- [DIRECTIVE]:
Produce an exact copy of all the records.

- [PROVIDED RECORDS]:
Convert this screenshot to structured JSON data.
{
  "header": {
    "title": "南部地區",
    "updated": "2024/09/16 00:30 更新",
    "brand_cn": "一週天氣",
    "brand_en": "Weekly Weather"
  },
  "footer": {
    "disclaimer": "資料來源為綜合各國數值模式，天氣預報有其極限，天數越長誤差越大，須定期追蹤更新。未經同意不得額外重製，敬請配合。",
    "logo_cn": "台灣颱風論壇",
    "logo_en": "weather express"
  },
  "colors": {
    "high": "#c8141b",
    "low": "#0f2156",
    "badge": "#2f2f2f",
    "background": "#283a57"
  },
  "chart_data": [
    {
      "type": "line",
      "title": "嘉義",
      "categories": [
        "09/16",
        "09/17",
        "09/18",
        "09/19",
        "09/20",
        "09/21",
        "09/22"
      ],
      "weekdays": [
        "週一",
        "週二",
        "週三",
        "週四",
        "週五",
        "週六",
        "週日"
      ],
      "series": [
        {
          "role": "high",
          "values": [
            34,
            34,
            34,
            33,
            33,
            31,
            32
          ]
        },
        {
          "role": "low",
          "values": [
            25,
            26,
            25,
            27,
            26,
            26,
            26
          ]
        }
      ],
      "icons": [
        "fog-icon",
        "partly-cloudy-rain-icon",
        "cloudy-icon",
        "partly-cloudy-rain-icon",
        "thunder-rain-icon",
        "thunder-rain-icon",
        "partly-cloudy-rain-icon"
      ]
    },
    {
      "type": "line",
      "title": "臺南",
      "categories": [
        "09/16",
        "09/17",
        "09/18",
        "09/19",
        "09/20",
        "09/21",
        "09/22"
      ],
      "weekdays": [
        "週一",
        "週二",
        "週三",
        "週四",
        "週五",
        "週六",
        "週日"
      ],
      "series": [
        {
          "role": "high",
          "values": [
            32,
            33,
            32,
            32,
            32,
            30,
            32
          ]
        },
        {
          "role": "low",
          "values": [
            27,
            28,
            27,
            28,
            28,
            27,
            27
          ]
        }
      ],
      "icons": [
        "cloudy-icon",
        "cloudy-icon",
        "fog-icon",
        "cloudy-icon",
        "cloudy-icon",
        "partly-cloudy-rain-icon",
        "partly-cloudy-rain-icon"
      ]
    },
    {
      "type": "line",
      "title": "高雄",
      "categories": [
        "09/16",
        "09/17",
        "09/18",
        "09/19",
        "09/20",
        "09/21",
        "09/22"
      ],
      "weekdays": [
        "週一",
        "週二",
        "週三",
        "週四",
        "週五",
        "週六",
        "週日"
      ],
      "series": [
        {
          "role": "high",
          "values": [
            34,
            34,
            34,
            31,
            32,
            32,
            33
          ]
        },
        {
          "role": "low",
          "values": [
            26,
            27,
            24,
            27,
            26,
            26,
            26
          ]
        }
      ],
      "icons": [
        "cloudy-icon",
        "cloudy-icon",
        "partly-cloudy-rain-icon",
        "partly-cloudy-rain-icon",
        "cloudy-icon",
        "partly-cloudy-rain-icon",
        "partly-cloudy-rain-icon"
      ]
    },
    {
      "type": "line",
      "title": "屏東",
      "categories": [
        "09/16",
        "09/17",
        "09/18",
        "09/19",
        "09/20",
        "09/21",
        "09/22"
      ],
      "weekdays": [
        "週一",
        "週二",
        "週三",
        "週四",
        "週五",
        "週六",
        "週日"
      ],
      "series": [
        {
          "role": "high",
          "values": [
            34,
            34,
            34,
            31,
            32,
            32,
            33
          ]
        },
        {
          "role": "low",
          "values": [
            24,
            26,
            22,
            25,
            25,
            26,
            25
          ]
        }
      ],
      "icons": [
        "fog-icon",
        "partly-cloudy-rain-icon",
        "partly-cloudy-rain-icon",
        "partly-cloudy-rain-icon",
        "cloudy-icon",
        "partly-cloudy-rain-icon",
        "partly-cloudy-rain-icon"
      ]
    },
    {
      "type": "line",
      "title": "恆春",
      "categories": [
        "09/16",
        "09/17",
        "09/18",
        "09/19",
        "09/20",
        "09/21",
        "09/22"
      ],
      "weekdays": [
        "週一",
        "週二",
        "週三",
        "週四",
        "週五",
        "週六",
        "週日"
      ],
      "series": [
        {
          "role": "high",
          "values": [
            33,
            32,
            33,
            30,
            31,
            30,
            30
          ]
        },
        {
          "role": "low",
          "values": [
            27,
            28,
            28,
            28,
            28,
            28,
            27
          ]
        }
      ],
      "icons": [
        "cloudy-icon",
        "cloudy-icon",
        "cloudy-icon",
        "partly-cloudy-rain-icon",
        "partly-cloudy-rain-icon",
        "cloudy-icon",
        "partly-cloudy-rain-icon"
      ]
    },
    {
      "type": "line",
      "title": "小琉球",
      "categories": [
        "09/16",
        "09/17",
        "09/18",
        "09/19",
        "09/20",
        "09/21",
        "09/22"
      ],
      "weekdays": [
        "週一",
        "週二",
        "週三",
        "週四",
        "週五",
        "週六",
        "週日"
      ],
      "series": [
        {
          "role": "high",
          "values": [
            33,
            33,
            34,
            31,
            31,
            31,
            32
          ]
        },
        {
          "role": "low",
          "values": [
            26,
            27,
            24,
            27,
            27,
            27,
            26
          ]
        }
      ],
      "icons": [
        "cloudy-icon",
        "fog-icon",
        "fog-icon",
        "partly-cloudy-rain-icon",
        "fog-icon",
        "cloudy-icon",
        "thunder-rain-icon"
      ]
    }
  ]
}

- [WORKED ANSWER]:
Convert this screenshot to structured JSON data.
{
  "header": {
    "title": "南部地區",
    "updated": "2024/09/16 00:30 更新",
    "brand_cn": "一週天氣",
    "brand_en": "Weekly Weather"
  },
  "footer": {
    "disclaimer": "資料來源為綜合各國數值模式，天氣預報有其極限，天數越長誤差越大，須定期追蹤更新。未經同意不得額外重製，敬請配合。",
    "logo_cn": "台灣颱風論壇",
    "logo_en": "weather express"
  },
  "colors": {
    "high": "#c8141b",
    "low": "#0f2156",
    "badge": "#2f2f2f",
    "background": "#283a57"
  },
  "chart_data": [
    {
      "type": "line",
      "title": "嘉義",
      "categories": [
        "09/16",
        "09/17",
        "09/18",
        "09/19",
        "09/20",
        "09/21",
        "09/22"
      ],
      "weekdays": [
        "週一",
        "週二",
        "週三",
        "週四",
        "週五",
        "週六",
        "週日"
      ],
      "series": [
        {
          "role": "high",
          "values": [
            34,
            34,
            34,
            33,
            33,
            31,
            32
          ]
        },
        {
          "role": "low",
          "values": [
            25,
            26,
            25,
            27,
            26,
            26,
            26
          ]
        }
      ],
      "icons": [
        "fog-icon",
        "partly-cloudy-rain-icon",
        "cloudy-icon",
        "partly-cloudy-rain-icon",
        "thunder-rain-icon",
        "thunder-rain-icon",
        "partly-cloudy-rain-icon"
      ]
    },
    {
      "type": "line",
      "title": "臺南",
      "categories": [
        "09/16",
        "09/17",
        "09/18",
        "09/19",
        "09/20",
        "09/21",
        "09/22"
      ],
      "weekdays": [
        "週一",
        "週二",
        "週三",
        "週四",
        "週五",
        "週六",
        "週日"
      ],
      "series": [
        {
          "role": "high",
          "values": [
            32,
            33,
            32,
            32,
            32,
            30,
            32
          ]
        },
        {
          "role": "low",
          "values": [
            27,
            28,
            27,
            28,
            28,
            27,
            27
          ]
        }
      ],
      "icons": [
        "cloudy-icon",
        "cloudy-icon",
        "fog-icon",
        "cloudy-icon",
        "cloudy-icon",
        "partly-cloudy-rain-icon",
        "partly-cloudy-rain-icon"
      ]
    },
    {
      "type": "line",
      "title": "高雄",
      "categories": [
        "09/16",
        "09/17",
        "09/18",
        "09/19",
        "09/20",
        "09/21",
        "09/22"
      ],
      "weekdays": [
        "週一",
        "週二",
        "週三",
        "週四",
        "週五",
        "週六",
        "週日"
      ],
      "series": [
        {
          "role": "high",
          "values": [
            34,
            34,
            34,
            31,
            32,
            32,
            33
          ]
        },
        {
          "role": "low",
          "values": [
            26,
            27,
            24,
            27,
            26,
            26,
            26
          ]
        }
      ],
      "icons": [
        "cloudy-icon",
        "cloudy-icon",
        "partly-cloudy-rain-icon",
        "partly-cloudy-rain-icon",
        "cloudy-icon",
        "partly-cloudy-rain-icon",
        "partly-cloudy-rain-icon"
      ]
    },
    {
      "type": "line",
      "title": "屏東",
      "categories": [
        "09/16",
        "09/17",
        "09/18",
        "09/19",
        "09/20",
        "09/21",
        "09/22"
      ],
      "weekdays": [
        "週一",
        "週二",
        "週三",
        "週四",
        "週五",
        "週六",
        "週日"
      ],
      "series": [
        {
          "role": "high",
          "values": [
            34,
            34,
            34,
            31,
            32,
            32,
            33
          ]
        },
        {
          "role": "low",
          "values": [
            24,
            26,
            22,
            25,
            25,
            26,
            25
          ]
        }
      ],
      "icons": [
        "fog-icon",
        "partly-cloudy-rain-icon",
        "partly-cloudy-rain-icon",
        "partly-cloudy-rain-icon",
        "cloudy-icon",
        "partly-cloudy-rain-icon",
        "partly-cloudy-rain-icon"
      ]
    },
    {
      "type": "line",
      "title": "恆春",
      "categories": [
        "09/16",
        "09/17",
        "09/18",
        "09/19",
        "09/20",
        "09/21",
        "09/22"
      ],
      "weekdays": [
        "週一",
        "週二",
        "週三",
        "週四",
        "週五",
        "週六",
        "週日"
      ],
      "series": [
        {
          "role": "high",
          "values": [
            33,
            32,
            33,
            30,
            31,
            30,
            30
          ]
        },
        {
          "role": "low",
          "values": [
            27,
            28,
            28,
            28,
            28,
            28,
            27
          ]
        }
      ],
      "icons": [
        "cloudy-icon",
        "cloudy-icon",
        "cloudy-icon",
        "partly-cloudy-rain-icon",
        "partly-cloudy-rain-icon",
        "cloudy-icon",
        "partly-cloudy-rain-icon"
      ]
    },
    {
      "type": "line",
      "title": "小琉球",
      "categories": [
        "09/16",
        "09/17",
        "09/18",
        "09/19",
        "09/20",
        "09/21",
        "09/22"
      ],
      "weekdays": [
        "週一",
        "週二",
        "週三",
        "週四",
        "週五",
        "週六",
        "週日"
      ],
      "series": [
        {
          "role": "high",
          "values": [
            33,
            33,
            34,
            31,
            31,
            31,
            32
          ]
        },
        {
          "role": "low",
          "values": [
            26,
            27,
            24,
            27,
            27,
            27,
            26
          ]
        }
      ],
      "icons": [
        "cloudy-icon",
        "fog-icon",
        "fog-icon",
        "partly-cloudy-rain-icon",
        "fog-icon",
        "cloudy-icon",
        "thunder-rain-icon"
      ]
    }
  ]
}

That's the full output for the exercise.